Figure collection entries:
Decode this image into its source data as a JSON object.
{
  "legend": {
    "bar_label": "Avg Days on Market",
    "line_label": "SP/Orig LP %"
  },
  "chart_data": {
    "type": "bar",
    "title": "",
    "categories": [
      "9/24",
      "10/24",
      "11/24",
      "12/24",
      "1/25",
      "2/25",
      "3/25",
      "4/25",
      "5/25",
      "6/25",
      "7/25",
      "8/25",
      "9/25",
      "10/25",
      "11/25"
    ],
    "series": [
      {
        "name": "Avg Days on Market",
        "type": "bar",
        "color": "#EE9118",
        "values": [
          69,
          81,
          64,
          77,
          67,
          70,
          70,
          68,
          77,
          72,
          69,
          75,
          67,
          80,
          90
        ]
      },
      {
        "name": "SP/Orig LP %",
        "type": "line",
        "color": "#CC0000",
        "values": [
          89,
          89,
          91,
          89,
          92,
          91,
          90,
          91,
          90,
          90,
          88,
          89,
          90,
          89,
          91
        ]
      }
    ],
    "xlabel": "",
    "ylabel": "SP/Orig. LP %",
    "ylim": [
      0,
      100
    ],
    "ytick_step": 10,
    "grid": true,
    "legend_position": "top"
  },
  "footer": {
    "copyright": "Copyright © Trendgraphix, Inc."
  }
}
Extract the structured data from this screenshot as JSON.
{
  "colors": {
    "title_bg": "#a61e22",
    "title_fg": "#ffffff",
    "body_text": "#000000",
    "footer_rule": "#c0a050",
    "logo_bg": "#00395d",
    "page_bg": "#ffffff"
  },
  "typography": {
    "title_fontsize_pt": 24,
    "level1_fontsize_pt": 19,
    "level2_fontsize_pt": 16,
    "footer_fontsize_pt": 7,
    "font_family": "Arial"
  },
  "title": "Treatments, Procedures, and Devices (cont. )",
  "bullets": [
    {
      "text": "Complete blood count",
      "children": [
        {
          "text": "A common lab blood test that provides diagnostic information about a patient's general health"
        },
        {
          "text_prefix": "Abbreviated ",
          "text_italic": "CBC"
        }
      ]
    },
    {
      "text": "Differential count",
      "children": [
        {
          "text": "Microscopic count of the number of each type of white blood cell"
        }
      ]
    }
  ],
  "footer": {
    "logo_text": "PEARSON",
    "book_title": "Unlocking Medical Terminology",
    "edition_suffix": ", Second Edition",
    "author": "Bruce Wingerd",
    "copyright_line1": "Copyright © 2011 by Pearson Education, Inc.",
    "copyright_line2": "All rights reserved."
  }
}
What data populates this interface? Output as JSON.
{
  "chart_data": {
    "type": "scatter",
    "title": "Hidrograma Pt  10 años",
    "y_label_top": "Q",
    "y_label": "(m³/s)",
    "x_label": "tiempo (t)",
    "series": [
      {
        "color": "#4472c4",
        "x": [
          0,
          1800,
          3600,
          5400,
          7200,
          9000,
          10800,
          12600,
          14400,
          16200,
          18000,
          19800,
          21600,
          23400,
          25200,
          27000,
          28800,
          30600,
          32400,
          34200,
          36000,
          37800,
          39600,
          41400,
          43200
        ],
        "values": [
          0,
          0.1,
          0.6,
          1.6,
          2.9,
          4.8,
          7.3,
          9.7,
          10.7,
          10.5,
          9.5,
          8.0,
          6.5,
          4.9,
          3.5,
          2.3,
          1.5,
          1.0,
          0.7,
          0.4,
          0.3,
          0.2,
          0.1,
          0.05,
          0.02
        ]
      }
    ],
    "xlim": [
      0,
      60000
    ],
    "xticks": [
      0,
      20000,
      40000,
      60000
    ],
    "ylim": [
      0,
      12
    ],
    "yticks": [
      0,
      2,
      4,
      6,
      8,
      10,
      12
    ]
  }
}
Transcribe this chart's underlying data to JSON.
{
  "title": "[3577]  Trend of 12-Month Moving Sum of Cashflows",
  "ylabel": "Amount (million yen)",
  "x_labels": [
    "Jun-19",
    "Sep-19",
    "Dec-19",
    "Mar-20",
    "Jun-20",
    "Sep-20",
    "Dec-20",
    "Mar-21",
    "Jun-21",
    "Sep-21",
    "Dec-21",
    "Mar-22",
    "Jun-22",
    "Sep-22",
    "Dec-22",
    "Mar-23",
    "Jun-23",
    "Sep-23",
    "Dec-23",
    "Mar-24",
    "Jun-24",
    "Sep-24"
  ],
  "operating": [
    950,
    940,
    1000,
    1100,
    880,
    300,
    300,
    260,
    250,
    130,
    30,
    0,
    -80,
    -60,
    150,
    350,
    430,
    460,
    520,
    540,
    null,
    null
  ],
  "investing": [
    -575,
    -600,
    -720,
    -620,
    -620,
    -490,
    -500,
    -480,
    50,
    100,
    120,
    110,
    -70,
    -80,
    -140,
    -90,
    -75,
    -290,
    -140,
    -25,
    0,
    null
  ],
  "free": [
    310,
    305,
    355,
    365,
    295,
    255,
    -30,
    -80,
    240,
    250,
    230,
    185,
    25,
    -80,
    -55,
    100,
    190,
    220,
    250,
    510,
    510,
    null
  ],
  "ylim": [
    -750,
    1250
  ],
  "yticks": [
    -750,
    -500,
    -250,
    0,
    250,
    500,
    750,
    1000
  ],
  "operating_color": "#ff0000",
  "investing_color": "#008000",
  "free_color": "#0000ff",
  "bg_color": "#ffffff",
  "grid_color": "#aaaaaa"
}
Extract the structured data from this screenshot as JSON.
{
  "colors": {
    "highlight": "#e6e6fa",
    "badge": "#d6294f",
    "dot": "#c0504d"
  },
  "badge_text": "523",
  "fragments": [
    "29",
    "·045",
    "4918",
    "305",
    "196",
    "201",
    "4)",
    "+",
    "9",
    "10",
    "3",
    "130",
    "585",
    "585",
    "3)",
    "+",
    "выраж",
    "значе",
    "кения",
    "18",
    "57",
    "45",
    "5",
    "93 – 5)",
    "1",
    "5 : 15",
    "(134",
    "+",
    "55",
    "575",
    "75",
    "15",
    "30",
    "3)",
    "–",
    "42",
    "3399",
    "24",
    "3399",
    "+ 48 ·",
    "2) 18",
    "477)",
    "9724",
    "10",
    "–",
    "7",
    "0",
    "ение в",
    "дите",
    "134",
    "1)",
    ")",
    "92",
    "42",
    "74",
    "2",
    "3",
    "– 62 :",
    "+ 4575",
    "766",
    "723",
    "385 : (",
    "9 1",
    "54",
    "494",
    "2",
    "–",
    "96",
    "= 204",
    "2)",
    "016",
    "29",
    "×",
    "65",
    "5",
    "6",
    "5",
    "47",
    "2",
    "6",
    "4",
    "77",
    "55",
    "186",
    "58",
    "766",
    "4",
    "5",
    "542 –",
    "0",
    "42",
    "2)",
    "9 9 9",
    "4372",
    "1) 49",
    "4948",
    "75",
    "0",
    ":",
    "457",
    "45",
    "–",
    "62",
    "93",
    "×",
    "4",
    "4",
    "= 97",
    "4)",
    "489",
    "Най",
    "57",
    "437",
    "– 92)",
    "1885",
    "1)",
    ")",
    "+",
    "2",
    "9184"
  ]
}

SET TASK: Which lines hold the word "type"? Return all of them from the records above.

ANSWER TO THE EXERCISE:
    "type": "bar",
        "type": "bar",
        "type": "line",
          "text": "Microscopic count of the number of each type of white blood cell"
    "type": "scatter",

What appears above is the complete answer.